DATA EXCERPTS ::
+++

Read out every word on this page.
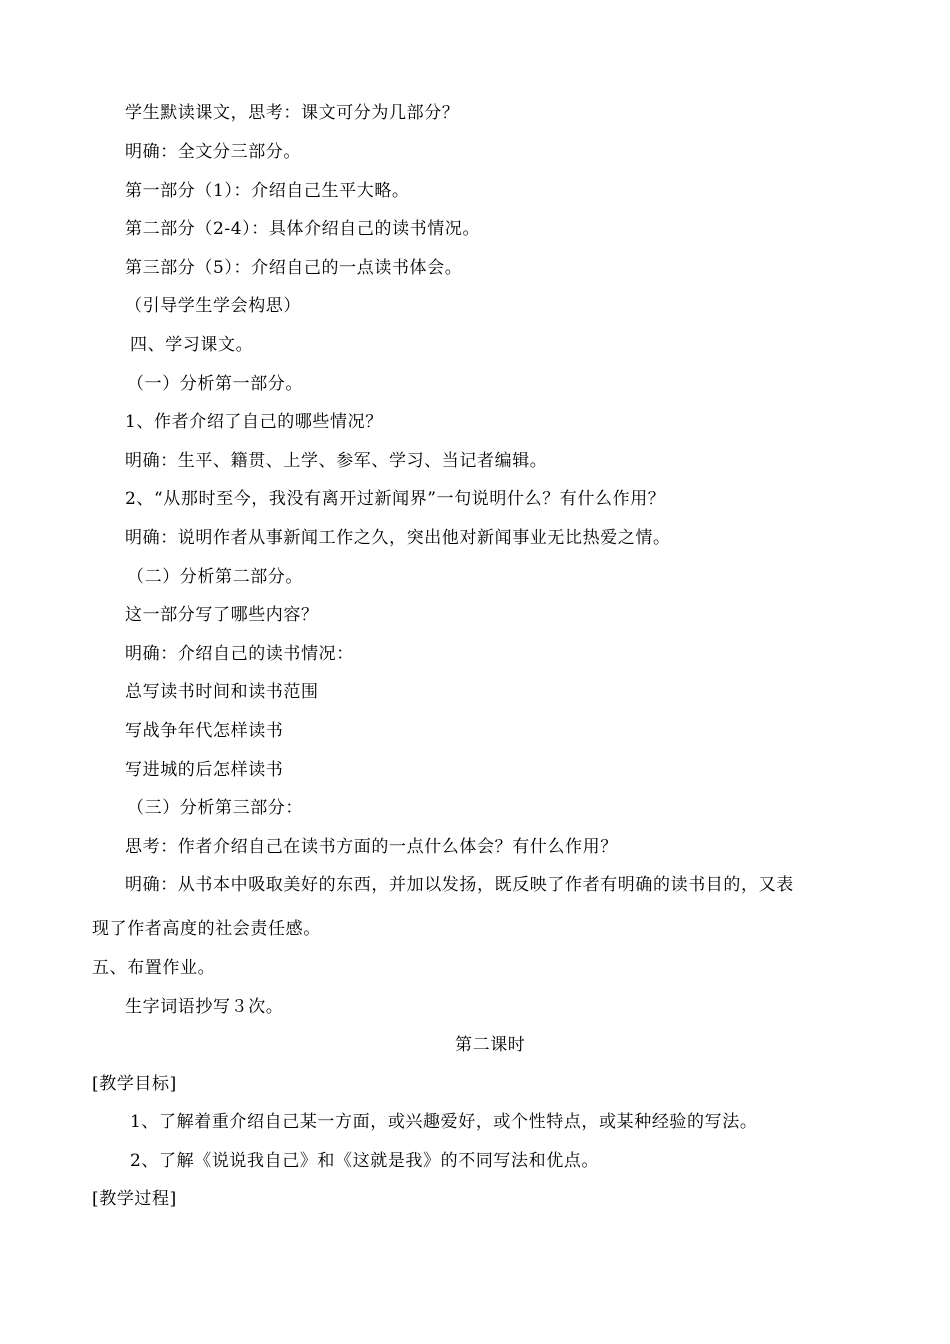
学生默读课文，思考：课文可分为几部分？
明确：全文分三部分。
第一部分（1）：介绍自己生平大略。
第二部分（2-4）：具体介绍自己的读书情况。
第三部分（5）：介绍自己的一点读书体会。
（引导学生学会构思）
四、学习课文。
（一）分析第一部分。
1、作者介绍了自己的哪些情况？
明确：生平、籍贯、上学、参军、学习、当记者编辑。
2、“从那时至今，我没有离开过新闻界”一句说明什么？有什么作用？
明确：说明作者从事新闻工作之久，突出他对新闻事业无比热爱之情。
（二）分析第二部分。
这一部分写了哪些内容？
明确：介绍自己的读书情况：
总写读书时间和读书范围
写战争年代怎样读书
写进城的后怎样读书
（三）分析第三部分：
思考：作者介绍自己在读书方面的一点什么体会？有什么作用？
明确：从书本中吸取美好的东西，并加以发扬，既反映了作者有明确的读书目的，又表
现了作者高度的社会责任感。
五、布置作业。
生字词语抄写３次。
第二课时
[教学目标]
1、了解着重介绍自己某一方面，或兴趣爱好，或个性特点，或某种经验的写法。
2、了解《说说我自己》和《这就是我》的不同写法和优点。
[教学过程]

+++

TASK INSTRUCTIONS ::
Ignore the images and quote every line of the listing exactly.

FINISHED ANSWER ::
Read out every word on this page.
学生默读课文，思考：课文可分为几部分？
明确：全文分三部分。
第一部分（1）：介绍自己生平大略。
第二部分（2-4）：具体介绍自己的读书情况。
第三部分（5）：介绍自己的一点读书体会。
（引导学生学会构思）
四、学习课文。
（一）分析第一部分。
1、作者介绍了自己的哪些情况？
明确：生平、籍贯、上学、参军、学习、当记者编辑。
2、“从那时至今，我没有离开过新闻界”一句说明什么？有什么作用？
明确：说明作者从事新闻工作之久，突出他对新闻事业无比热爱之情。
（二）分析第二部分。
这一部分写了哪些内容？
明确：介绍自己的读书情况：
总写读书时间和读书范围
写战争年代怎样读书
写进城的后怎样读书
（三）分析第三部分：
思考：作者介绍自己在读书方面的一点什么体会？有什么作用？
明确：从书本中吸取美好的东西，并加以发扬，既反映了作者有明确的读书目的，又表
现了作者高度的社会责任感。
五、布置作业。
生字词语抄写３次。
第二课时
[教学目标]
1、了解着重介绍自己某一方面，或兴趣爱好，或个性特点，或某种经验的写法。
2、了解《说说我自己》和《这就是我》的不同写法和优点。
[教学过程]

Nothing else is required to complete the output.